REQUIREMENT: Gather all lines with "feel" from the records.

DATA LINES:
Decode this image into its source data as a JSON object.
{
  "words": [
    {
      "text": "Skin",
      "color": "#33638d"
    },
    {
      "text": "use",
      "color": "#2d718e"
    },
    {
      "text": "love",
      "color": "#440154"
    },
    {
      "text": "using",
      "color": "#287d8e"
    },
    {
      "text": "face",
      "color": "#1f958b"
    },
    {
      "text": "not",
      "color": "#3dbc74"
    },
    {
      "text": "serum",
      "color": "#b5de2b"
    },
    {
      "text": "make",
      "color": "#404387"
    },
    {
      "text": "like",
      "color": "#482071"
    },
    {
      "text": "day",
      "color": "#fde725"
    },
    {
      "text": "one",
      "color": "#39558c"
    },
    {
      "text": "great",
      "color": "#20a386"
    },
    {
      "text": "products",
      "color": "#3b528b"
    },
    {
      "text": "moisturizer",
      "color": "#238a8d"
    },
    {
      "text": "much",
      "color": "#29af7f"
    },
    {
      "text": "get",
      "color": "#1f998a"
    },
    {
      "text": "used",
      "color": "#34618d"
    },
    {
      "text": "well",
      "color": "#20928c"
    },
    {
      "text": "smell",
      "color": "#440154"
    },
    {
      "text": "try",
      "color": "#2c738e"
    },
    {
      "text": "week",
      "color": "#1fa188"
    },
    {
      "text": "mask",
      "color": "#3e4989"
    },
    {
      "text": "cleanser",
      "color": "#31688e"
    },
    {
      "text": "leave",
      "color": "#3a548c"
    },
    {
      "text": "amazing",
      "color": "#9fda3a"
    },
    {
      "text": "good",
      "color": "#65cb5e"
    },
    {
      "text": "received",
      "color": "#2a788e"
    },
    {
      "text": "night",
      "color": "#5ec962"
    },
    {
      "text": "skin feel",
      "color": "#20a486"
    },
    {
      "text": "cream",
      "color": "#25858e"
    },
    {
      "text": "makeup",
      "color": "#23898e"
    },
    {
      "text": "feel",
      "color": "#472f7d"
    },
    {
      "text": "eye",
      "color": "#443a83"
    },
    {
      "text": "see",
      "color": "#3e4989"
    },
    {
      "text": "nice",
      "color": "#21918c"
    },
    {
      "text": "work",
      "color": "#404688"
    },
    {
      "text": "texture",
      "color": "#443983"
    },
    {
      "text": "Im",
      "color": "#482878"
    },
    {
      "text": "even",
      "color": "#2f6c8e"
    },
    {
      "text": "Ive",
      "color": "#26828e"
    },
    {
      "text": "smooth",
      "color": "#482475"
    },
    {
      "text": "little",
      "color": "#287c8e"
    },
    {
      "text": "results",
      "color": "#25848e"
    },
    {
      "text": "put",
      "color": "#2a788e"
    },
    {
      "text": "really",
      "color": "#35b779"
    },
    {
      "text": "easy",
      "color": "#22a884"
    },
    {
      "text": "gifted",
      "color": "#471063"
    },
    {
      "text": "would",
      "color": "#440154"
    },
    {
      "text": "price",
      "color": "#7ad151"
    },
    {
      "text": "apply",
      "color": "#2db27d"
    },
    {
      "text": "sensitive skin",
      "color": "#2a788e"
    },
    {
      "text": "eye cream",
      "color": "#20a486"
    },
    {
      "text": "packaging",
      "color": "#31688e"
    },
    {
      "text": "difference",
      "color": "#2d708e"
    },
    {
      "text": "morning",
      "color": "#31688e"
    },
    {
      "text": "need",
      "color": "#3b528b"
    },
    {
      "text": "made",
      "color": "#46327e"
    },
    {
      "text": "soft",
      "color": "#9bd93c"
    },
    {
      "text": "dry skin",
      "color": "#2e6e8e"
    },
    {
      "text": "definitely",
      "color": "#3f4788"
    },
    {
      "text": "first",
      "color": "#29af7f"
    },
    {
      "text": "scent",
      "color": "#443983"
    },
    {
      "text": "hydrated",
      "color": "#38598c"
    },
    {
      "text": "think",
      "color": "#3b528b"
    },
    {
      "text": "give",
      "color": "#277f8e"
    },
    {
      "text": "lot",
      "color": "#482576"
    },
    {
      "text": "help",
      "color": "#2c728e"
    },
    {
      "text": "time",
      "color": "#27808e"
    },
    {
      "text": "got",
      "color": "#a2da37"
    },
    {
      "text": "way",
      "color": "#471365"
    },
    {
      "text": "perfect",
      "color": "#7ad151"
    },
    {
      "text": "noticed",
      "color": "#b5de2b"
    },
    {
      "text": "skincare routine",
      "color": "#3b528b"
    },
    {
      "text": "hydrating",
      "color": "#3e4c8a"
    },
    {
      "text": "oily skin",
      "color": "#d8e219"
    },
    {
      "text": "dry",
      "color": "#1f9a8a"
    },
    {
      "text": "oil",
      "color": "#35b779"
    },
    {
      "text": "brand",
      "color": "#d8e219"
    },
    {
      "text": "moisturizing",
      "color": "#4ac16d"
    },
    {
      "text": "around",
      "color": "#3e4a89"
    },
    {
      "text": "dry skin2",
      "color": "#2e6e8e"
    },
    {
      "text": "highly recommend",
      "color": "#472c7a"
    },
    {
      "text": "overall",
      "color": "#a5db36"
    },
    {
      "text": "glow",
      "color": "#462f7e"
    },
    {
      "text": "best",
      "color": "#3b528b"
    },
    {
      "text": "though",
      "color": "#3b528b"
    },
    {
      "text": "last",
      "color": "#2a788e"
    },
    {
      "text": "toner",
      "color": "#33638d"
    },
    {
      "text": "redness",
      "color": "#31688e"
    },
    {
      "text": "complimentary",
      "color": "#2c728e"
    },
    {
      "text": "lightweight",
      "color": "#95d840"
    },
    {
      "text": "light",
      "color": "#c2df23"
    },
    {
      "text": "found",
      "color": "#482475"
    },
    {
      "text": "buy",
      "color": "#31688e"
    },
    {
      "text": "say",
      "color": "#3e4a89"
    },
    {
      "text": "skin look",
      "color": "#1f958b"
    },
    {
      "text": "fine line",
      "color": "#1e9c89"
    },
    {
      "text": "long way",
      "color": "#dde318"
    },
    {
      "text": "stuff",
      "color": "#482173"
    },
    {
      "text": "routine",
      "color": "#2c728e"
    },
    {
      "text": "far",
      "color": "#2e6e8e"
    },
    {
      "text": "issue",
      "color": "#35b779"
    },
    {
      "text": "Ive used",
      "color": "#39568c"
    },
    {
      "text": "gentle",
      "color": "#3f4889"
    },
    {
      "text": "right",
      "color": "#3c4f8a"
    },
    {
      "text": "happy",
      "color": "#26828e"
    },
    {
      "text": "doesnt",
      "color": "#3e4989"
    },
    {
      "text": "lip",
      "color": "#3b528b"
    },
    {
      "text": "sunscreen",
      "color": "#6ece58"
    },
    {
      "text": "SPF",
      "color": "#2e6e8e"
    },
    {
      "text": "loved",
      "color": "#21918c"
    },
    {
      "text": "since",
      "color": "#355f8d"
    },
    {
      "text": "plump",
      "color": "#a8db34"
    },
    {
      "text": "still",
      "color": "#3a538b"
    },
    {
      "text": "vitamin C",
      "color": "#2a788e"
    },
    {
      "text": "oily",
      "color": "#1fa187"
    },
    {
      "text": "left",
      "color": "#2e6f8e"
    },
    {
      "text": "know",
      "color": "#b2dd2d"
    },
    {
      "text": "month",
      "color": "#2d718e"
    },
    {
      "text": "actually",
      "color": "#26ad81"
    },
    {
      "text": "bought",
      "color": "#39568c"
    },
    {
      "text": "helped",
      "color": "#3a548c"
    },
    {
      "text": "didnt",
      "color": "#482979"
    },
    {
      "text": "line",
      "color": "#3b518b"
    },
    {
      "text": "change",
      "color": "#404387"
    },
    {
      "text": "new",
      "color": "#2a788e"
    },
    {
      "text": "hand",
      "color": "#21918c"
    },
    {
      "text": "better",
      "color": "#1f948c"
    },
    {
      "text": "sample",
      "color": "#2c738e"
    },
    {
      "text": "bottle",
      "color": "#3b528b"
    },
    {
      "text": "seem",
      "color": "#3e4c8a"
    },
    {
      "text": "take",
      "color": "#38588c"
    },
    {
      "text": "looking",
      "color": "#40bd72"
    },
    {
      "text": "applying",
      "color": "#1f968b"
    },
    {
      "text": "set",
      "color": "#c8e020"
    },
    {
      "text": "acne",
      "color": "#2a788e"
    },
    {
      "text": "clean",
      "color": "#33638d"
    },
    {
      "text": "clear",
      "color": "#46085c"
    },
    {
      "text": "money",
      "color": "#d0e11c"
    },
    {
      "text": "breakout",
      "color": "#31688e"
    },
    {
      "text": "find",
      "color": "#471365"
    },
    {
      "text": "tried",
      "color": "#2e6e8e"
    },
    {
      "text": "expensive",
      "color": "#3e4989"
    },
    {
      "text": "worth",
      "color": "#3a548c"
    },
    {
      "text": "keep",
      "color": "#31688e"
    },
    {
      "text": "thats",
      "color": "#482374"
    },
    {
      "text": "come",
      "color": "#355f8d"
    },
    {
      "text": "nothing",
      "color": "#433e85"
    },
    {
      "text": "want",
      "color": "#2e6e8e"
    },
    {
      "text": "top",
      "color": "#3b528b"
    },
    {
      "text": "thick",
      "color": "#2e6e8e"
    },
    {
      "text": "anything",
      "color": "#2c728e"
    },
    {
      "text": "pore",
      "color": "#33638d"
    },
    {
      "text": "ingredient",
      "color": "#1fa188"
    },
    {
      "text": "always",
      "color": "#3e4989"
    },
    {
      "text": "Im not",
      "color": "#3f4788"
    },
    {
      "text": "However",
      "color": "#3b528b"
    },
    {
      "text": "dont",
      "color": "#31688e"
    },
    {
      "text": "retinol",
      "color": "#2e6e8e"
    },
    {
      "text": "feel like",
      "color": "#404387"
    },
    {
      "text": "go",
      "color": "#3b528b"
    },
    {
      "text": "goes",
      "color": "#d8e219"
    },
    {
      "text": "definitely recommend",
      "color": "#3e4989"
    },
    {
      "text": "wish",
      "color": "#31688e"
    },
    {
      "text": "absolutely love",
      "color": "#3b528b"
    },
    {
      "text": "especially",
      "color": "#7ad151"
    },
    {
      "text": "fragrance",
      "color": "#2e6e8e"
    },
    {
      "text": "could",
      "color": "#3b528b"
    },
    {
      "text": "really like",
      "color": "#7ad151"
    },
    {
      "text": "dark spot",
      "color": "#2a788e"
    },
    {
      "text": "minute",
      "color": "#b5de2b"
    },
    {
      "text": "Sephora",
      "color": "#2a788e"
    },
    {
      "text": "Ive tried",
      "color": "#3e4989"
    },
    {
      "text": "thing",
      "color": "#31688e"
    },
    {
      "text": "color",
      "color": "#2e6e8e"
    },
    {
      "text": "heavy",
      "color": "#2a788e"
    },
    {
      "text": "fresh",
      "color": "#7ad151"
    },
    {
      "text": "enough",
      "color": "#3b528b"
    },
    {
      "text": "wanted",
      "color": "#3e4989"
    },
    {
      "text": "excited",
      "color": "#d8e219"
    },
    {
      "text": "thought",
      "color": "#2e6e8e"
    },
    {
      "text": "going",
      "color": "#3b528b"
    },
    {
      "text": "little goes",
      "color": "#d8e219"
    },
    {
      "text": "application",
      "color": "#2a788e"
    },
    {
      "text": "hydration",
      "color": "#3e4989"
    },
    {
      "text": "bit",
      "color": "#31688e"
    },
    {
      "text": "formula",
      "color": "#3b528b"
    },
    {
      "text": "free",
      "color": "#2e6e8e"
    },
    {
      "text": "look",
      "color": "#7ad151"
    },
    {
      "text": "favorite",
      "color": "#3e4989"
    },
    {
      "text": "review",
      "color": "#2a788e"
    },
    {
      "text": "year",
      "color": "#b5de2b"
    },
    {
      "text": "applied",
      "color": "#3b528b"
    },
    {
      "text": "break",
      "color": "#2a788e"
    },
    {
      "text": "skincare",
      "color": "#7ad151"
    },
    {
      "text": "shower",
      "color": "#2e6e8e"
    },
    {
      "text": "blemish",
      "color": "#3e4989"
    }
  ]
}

IN RESPONSE:
      "text": "skin feel",
      "text": "feel",
      "text": "feel like",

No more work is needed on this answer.